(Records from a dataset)
......

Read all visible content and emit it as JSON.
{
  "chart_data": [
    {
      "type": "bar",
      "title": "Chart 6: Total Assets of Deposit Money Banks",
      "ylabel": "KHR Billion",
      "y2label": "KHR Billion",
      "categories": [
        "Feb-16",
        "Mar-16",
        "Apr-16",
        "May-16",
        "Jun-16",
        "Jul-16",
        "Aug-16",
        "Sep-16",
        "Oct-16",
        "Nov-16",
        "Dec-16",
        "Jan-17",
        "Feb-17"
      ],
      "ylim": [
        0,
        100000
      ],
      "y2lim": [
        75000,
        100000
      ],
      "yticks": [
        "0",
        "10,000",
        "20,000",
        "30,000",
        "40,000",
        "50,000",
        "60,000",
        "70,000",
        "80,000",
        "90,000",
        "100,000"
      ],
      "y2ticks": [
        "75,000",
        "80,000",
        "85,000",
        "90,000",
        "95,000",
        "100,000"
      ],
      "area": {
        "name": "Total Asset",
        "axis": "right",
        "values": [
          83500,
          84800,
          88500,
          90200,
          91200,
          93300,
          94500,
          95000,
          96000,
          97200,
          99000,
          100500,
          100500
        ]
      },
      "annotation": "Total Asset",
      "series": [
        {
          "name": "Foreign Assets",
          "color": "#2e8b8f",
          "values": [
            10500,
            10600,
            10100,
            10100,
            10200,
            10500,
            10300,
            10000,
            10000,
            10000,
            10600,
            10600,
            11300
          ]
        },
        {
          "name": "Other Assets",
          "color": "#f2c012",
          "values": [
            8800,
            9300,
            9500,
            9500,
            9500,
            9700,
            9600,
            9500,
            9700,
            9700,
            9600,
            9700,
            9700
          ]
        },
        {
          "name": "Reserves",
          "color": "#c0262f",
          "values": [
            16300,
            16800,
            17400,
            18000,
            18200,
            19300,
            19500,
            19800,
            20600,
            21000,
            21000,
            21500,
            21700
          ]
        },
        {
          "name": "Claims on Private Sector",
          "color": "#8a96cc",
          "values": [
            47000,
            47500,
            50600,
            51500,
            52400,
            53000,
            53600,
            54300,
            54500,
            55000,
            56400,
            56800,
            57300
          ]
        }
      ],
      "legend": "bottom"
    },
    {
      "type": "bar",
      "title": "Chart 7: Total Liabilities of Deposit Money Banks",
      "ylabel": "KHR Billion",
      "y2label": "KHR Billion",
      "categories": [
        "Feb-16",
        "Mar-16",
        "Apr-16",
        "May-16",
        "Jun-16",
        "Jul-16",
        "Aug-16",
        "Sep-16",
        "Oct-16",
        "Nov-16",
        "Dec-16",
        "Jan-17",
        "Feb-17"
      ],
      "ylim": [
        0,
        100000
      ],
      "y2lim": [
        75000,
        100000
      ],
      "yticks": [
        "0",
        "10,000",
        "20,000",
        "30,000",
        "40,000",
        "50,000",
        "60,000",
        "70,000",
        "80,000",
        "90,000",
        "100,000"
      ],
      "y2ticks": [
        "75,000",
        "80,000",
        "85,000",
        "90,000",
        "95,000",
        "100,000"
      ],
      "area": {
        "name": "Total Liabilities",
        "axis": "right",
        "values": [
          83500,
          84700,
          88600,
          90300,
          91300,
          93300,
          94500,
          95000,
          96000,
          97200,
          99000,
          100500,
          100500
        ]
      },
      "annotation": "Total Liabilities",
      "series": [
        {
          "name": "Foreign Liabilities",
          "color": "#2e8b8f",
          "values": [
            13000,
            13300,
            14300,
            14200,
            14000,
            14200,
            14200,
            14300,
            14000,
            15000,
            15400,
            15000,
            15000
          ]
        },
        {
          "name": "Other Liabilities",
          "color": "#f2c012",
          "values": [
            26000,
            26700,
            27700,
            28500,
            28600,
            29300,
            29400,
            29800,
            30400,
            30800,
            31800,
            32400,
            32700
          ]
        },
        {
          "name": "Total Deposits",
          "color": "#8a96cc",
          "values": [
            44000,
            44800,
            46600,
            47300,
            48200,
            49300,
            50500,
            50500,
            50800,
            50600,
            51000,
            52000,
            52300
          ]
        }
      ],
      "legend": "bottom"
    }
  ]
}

......

▶ _PROBLEM STATEMENT_: Make an exact copy of all the data.

▶ _SOLUTION TO THIS TASK_:
Read all visible content and emit it as JSON.
{
  "chart_data": [
    {
      "type": "bar",
      "title": "Chart 6: Total Assets of Deposit Money Banks",
      "ylabel": "KHR Billion",
      "y2label": "KHR Billion",
      "categories": [
        "Feb-16",
        "Mar-16",
        "Apr-16",
        "May-16",
        "Jun-16",
        "Jul-16",
        "Aug-16",
        "Sep-16",
        "Oct-16",
        "Nov-16",
        "Dec-16",
        "Jan-17",
        "Feb-17"
      ],
      "ylim": [
        0,
        100000
      ],
      "y2lim": [
        75000,
        100000
      ],
      "yticks": [
        "0",
        "10,000",
        "20,000",
        "30,000",
        "40,000",
        "50,000",
        "60,000",
        "70,000",
        "80,000",
        "90,000",
        "100,000"
      ],
      "y2ticks": [
        "75,000",
        "80,000",
        "85,000",
        "90,000",
        "95,000",
        "100,000"
      ],
      "area": {
        "name": "Total Asset",
        "axis": "right",
        "values": [
          83500,
          84800,
          88500,
          90200,
          91200,
          93300,
          94500,
          95000,
          96000,
          97200,
          99000,
          100500,
          100500
        ]
      },
      "annotation": "Total Asset",
      "series": [
        {
          "name": "Foreign Assets",
          "color": "#2e8b8f",
          "values": [
            10500,
            10600,
            10100,
            10100,
            10200,
            10500,
            10300,
            10000,
            10000,
            10000,
            10600,
            10600,
            11300
          ]
        },
        {
          "name": "Other Assets",
          "color": "#f2c012",
          "values": [
            8800,
            9300,
            9500,
            9500,
            9500,
            9700,
            9600,
            9500,
            9700,
            9700,
            9600,
            9700,
            9700
          ]
        },
        {
          "name": "Reserves",
          "color": "#c0262f",
          "values": [
            16300,
            16800,
            17400,
            18000,
            18200,
            19300,
            19500,
            19800,
            20600,
            21000,
            21000,
            21500,
            21700
          ]
        },
        {
          "name": "Claims on Private Sector",
          "color": "#8a96cc",
          "values": [
            47000,
            47500,
            50600,
            51500,
            52400,
            53000,
            53600,
            54300,
            54500,
            55000,
            56400,
            56800,
            57300
          ]
        }
      ],
      "legend": "bottom"
    },
    {
      "type": "bar",
      "title": "Chart 7: Total Liabilities of Deposit Money Banks",
      "ylabel": "KHR Billion",
      "y2label": "KHR Billion",
      "categories": [
        "Feb-16",
        "Mar-16",
        "Apr-16",
        "May-16",
        "Jun-16",
        "Jul-16",
        "Aug-16",
        "Sep-16",
        "Oct-16",
        "Nov-16",
        "Dec-16",
        "Jan-17",
        "Feb-17"
      ],
      "ylim": [
        0,
        100000
      ],
      "y2lim": [
        75000,
        100000
      ],
      "yticks": [
        "0",
        "10,000",
        "20,000",
        "30,000",
        "40,000",
        "50,000",
        "60,000",
        "70,000",
        "80,000",
        "90,000",
        "100,000"
      ],
      "y2ticks": [
        "75,000",
        "80,000",
        "85,000",
        "90,000",
        "95,000",
        "100,000"
      ],
      "area": {
        "name": "Total Liabilities",
        "axis": "right",
        "values": [
          83500,
          84700,
          88600,
          90300,
          91300,
          93300,
          94500,
          95000,
          96000,
          97200,
          99000,
          100500,
          100500
        ]
      },
      "annotation": "Total Liabilities",
      "series": [
        {
          "name": "Foreign Liabilities",
          "color": "#2e8b8f",
          "values": [
            13000,
            13300,
            14300,
            14200,
            14000,
            14200,
            14200,
            14300,
            14000,
            15000,
            15400,
            15000,
            15000
          ]
        },
        {
          "name": "Other Liabilities",
          "color": "#f2c012",
          "values": [
            26000,
            26700,
            27700,
            28500,
            28600,
            29300,
            29400,
            29800,
            30400,
            30800,
            31800,
            32400,
            32700
          ]
        },
        {
          "name": "Total Deposits",
          "color": "#8a96cc",
          "values": [
            44000,
            44800,
            46600,
            47300,
            48200,
            49300,
            50500,
            50500,
            50800,
            50600,
            51000,
            52000,
            52300
          ]
        }
      ],
      "legend": "bottom"
    }
  ]
}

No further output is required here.